*** Supplied information

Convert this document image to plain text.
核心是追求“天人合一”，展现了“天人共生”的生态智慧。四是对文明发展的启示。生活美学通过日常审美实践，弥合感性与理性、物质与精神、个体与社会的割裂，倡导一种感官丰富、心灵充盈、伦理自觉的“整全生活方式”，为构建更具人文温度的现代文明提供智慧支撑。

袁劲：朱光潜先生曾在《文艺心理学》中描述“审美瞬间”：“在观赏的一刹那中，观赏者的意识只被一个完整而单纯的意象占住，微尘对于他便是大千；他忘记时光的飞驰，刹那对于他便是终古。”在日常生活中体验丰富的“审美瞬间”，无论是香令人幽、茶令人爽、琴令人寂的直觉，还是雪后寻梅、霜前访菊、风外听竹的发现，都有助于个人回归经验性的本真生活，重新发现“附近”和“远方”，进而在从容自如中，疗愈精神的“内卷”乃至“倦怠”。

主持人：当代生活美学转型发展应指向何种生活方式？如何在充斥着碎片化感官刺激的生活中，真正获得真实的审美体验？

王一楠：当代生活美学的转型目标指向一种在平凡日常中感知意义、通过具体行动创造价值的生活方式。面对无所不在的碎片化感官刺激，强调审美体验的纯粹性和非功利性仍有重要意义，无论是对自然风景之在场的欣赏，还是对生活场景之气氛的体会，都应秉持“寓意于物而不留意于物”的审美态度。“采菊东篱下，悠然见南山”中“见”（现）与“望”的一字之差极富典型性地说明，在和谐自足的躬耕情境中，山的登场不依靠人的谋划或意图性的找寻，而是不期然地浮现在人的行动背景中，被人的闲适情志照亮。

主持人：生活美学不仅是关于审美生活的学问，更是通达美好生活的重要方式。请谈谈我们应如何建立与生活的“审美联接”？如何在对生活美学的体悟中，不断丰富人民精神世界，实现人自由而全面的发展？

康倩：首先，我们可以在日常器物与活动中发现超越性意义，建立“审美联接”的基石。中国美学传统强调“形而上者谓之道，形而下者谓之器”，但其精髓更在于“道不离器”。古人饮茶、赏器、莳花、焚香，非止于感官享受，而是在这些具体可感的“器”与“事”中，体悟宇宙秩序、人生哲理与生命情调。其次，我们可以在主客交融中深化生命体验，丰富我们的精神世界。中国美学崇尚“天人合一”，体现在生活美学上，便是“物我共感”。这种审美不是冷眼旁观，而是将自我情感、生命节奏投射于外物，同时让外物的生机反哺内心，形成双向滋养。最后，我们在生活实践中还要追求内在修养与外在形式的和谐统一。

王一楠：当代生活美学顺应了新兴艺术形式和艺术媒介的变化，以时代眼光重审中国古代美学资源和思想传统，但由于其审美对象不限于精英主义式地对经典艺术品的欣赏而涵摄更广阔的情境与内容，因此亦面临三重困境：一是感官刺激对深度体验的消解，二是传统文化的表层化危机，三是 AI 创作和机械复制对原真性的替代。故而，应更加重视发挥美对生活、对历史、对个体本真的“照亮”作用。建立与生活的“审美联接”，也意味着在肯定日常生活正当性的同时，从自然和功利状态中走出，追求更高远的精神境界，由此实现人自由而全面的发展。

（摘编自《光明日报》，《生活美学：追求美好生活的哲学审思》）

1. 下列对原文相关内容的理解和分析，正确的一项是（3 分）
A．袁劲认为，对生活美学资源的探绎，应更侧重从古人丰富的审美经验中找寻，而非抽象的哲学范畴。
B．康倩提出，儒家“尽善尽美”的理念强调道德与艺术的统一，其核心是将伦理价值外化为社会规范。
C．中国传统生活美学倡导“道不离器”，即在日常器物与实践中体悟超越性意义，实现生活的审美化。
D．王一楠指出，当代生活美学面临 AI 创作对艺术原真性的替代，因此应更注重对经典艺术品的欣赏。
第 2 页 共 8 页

******
*** Supplied information

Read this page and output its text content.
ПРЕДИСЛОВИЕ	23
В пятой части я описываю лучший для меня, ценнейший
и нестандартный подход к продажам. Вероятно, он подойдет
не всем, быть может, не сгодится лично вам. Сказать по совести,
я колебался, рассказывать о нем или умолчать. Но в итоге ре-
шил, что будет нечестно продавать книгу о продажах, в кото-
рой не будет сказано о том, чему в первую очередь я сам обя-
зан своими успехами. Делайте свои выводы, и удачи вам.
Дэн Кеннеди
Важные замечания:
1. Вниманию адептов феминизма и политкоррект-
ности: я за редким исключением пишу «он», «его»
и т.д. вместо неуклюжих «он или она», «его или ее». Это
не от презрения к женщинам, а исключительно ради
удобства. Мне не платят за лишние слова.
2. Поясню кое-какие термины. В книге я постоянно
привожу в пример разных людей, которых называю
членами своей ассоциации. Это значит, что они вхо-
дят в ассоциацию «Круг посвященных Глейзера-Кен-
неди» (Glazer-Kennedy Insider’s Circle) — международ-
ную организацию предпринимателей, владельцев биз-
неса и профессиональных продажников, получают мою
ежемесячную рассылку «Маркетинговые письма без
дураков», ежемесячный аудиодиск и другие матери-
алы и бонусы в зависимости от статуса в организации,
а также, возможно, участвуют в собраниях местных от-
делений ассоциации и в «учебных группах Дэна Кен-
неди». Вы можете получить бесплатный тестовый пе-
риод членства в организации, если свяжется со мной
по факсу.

******

* _Problem_
Report how many lines of the records above contain the word "организации", giving only the number.

* _Response to this exercise_
2